--- start Data to use ---

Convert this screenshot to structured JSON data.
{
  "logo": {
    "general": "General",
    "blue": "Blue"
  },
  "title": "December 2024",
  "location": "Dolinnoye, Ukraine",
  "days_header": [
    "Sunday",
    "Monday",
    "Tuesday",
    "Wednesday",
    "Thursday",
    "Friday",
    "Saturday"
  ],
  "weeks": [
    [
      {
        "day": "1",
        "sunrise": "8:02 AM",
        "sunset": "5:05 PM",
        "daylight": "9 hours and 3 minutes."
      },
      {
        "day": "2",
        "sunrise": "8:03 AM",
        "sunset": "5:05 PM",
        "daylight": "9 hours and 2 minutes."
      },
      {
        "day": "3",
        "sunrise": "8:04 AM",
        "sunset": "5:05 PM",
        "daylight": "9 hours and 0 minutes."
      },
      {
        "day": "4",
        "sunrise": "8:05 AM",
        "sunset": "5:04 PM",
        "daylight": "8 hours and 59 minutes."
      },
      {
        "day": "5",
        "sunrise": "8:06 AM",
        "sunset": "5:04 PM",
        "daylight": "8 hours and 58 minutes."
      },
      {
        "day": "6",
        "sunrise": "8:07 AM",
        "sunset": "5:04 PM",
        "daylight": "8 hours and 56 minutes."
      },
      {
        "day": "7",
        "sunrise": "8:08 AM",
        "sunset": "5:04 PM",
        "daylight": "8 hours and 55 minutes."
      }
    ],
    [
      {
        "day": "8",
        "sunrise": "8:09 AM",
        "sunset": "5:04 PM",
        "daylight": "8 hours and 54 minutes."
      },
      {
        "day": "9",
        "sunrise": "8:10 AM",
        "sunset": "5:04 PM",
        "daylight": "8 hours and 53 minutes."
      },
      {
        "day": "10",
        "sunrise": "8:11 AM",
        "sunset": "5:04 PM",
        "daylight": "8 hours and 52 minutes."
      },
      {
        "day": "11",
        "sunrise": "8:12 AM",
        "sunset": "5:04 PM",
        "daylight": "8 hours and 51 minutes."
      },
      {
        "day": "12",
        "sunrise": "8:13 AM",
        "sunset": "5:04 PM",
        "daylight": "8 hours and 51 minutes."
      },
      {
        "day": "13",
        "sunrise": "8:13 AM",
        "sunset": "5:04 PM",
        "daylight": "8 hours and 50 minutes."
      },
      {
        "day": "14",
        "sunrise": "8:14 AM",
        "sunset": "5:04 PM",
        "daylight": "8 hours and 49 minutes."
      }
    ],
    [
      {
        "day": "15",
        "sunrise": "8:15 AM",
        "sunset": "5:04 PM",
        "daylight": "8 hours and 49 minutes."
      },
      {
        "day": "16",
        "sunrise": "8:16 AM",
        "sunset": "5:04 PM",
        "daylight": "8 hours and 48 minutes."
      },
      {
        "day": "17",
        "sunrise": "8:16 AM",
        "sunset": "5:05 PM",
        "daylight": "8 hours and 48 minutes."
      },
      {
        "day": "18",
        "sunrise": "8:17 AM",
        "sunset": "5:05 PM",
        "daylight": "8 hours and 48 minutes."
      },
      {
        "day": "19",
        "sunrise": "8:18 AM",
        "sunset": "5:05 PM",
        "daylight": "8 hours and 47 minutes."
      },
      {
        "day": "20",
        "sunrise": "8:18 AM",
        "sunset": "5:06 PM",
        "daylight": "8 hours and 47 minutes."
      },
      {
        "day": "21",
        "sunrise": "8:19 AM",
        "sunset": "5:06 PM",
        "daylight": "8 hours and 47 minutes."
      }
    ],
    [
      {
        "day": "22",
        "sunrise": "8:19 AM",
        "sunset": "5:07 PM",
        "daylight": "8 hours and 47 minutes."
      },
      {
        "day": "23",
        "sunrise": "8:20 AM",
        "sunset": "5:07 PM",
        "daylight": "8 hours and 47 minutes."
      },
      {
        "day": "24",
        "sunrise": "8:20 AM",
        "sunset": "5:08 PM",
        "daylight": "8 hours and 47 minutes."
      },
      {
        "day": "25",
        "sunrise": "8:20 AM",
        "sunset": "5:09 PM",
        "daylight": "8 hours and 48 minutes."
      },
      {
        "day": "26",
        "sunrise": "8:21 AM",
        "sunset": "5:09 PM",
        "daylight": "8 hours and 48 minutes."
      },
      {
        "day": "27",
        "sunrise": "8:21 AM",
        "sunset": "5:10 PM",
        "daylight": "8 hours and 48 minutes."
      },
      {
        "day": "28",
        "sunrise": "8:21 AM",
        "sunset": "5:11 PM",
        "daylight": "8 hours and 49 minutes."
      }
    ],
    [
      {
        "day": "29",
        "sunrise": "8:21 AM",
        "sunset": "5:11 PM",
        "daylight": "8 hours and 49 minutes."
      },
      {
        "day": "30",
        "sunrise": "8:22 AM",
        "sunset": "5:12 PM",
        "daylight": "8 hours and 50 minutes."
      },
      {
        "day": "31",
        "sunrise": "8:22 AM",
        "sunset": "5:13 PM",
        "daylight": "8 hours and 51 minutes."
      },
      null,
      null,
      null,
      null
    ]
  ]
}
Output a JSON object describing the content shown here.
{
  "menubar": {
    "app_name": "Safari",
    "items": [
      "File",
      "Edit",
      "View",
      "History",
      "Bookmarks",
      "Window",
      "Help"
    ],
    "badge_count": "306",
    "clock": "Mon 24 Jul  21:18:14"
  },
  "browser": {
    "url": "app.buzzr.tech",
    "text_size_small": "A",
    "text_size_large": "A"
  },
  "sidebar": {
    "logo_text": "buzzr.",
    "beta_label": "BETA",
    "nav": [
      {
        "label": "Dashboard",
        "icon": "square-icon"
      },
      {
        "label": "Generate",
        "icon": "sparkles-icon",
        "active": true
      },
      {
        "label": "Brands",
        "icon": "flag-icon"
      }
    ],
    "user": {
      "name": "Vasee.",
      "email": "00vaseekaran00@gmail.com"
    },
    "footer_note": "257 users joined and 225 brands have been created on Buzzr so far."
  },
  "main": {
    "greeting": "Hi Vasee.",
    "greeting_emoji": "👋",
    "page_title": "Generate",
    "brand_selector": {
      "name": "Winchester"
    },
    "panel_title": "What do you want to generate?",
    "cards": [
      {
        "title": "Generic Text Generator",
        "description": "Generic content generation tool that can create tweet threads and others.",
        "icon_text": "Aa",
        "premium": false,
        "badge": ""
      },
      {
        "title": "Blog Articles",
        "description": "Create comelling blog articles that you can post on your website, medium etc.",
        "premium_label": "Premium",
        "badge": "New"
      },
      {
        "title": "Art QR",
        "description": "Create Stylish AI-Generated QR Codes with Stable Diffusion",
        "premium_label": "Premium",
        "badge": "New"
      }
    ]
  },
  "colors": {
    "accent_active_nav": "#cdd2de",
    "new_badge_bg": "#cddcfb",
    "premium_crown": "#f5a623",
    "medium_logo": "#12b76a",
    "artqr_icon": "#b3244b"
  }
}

--- end Data to use ---

**Task prompt**
Extract, word for word, each line of the listing above.

**Exercise answer**
Convert this screenshot to structured JSON data.
{
  "logo": {
    "general": "General",
    "blue": "Blue"
  },
  "title": "December 2024",
  "location": "Dolinnoye, Ukraine",
  "days_header": [
    "Sunday",
    "Monday",
    "Tuesday",
    "Wednesday",
    "Thursday",
    "Friday",
    "Saturday"
  ],
  "weeks": [
    [
      {
        "day": "1",
        "sunrise": "8:02 AM",
        "sunset": "5:05 PM",
        "daylight": "9 hours and 3 minutes."
      },
      {
        "day": "2",
        "sunrise": "8:03 AM",
        "sunset": "5:05 PM",
        "daylight": "9 hours and 2 minutes."
      },
      {
        "day": "3",
        "sunrise": "8:04 AM",
        "sunset": "5:05 PM",
        "daylight": "9 hours and 0 minutes."
      },
      {
        "day": "4",
        "sunrise": "8:05 AM",
        "sunset": "5:04 PM",
        "daylight": "8 hours and 59 minutes."
      },
      {
        "day": "5",
        "sunrise": "8:06 AM",
        "sunset": "5:04 PM",
        "daylight": "8 hours and 58 minutes."
      },
      {
        "day": "6",
        "sunrise": "8:07 AM",
        "sunset": "5:04 PM",
        "daylight": "8 hours and 56 minutes."
      },
      {
        "day": "7",
        "sunrise": "8:08 AM",
        "sunset": "5:04 PM",
        "daylight": "8 hours and 55 minutes."
      }
    ],
    [
      {
        "day": "8",
        "sunrise": "8:09 AM",
        "sunset": "5:04 PM",
        "daylight": "8 hours and 54 minutes."
      },
      {
        "day": "9",
        "sunrise": "8:10 AM",
        "sunset": "5:04 PM",
        "daylight": "8 hours and 53 minutes."
      },
      {
        "day": "10",
        "sunrise": "8:11 AM",
        "sunset": "5:04 PM",
        "daylight": "8 hours and 52 minutes."
      },
      {
        "day": "11",
        "sunrise": "8:12 AM",
        "sunset": "5:04 PM",
        "daylight": "8 hours and 51 minutes."
      },
      {
        "day": "12",
        "sunrise": "8:13 AM",
        "sunset": "5:04 PM",
        "daylight": "8 hours and 51 minutes."
      },
      {
        "day": "13",
        "sunrise": "8:13 AM",
        "sunset": "5:04 PM",
        "daylight": "8 hours and 50 minutes."
      },
      {
        "day": "14",
        "sunrise": "8:14 AM",
        "sunset": "5:04 PM",
        "daylight": "8 hours and 49 minutes."
      }
    ],
    [
      {
        "day": "15",
        "sunrise": "8:15 AM",
        "sunset": "5:04 PM",
        "daylight": "8 hours and 49 minutes."
      },
      {
        "day": "16",
        "sunrise": "8:16 AM",
        "sunset": "5:04 PM",
        "daylight": "8 hours and 48 minutes."
      },
      {
        "day": "17",
        "sunrise": "8:16 AM",
        "sunset": "5:05 PM",
        "daylight": "8 hours and 48 minutes."
      },
      {
        "day": "18",
        "sunrise": "8:17 AM",
        "sunset": "5:05 PM",
        "daylight": "8 hours and 48 minutes."
      },
      {
        "day": "19",
        "sunrise": "8:18 AM",
        "sunset": "5:05 PM",
        "daylight": "8 hours and 47 minutes."
      },
      {
        "day": "20",
        "sunrise": "8:18 AM",
        "sunset": "5:06 PM",
        "daylight": "8 hours and 47 minutes."
      },
      {
        "day": "21",
        "sunrise": "8:19 AM",
        "sunset": "5:06 PM",
        "daylight": "8 hours and 47 minutes."
      }
    ],
    [
      {
        "day": "22",
        "sunrise": "8:19 AM",
        "sunset": "5:07 PM",
        "daylight": "8 hours and 47 minutes."
      },
      {
        "day": "23",
        "sunrise": "8:20 AM",
        "sunset": "5:07 PM",
        "daylight": "8 hours and 47 minutes."
      },
      {
        "day": "24",
        "sunrise": "8:20 AM",
        "sunset": "5:08 PM",
        "daylight": "8 hours and 47 minutes."
      },
      {
        "day": "25",
        "sunrise": "8:20 AM",
        "sunset": "5:09 PM",
        "daylight": "8 hours and 48 minutes."
      },
      {
        "day": "26",
        "sunrise": "8:21 AM",
        "sunset": "5:09 PM",
        "daylight": "8 hours and 48 minutes."
      },
      {
        "day": "27",
        "sunrise": "8:21 AM",
        "sunset": "5:10 PM",
        "daylight": "8 hours and 48 minutes."
      },
      {
        "day": "28",
        "sunrise": "8:21 AM",
        "sunset": "5:11 PM",
        "daylight": "8 hours and 49 minutes."
      }
    ],
    [
      {
        "day": "29",
        "sunrise": "8:21 AM",
        "sunset": "5:11 PM",
        "daylight": "8 hours and 49 minutes."
      },
      {
        "day": "30",
        "sunrise": "8:22 AM",
        "sunset": "5:12 PM",
        "daylight": "8 hours and 50 minutes."
      },
      {
        "day": "31",
        "sunrise": "8:22 AM",
        "sunset": "5:13 PM",
        "daylight": "8 hours and 51 minutes."
      },
      null,
      null,
      null,
      null
    ]
  ]
}
Output a JSON object describing the content shown here.
{
  "menubar": {
    "app_name": "Safari",
    "items": [
      "File",
      "Edit",
      "View",
      "History",
      "Bookmarks",
      "Window",
      "Help"
    ],
    "badge_count": "306",
    "clock": "Mon 24 Jul  21:18:14"
  },
  "browser": {
    "url": "app.buzzr.tech",
    "text_size_small": "A",
    "text_size_large": "A"
  },
  "sidebar": {
    "logo_text": "buzzr.",
    "beta_label": "BETA",
    "nav": [
      {
        "label": "Dashboard",
        "icon": "square-icon"
      },
      {
        "label": "Generate",
        "icon": "sparkles-icon",
        "active": true
      },
      {
        "label": "Brands",
        "icon": "flag-icon"
      }
    ],
    "user": {
      "name": "Vasee.",
      "email": "00vaseekaran00@gmail.com"
    },
    "footer_note": "257 users joined and 225 brands have been created on Buzzr so far."
  },
  "main": {
    "greeting": "Hi Vasee.",
    "greeting_emoji": "👋",
    "page_title": "Generate",
    "brand_selector": {
      "name": "Winchester"
    },
    "panel_title": "What do you want to generate?",
    "cards": [
      {
        "title": "Generic Text Generator",
        "description": "Generic content generation tool that can create tweet threads and others.",
        "icon_text": "Aa",
        "premium": false,
        "badge": ""
      },
      {
        "title": "Blog Articles",
        "description": "Create comelling blog articles that you can post on your website, medium etc.",
        "premium_label": "Premium",
        "badge": "New"
      },
      {
        "title": "Art QR",
        "description": "Create Stylish AI-Generated QR Codes with Stable Diffusion",
        "premium_label": "Premium",
        "badge": "New"
      }
    ]
  },
  "colors": {
    "accent_active_nav": "#cdd2de",
    "new_badge_bg": "#cddcfb",
    "premium_crown": "#f5a623",
    "medium_logo": "#12b76a",
    "artqr_icon": "#b3244b"
  }
}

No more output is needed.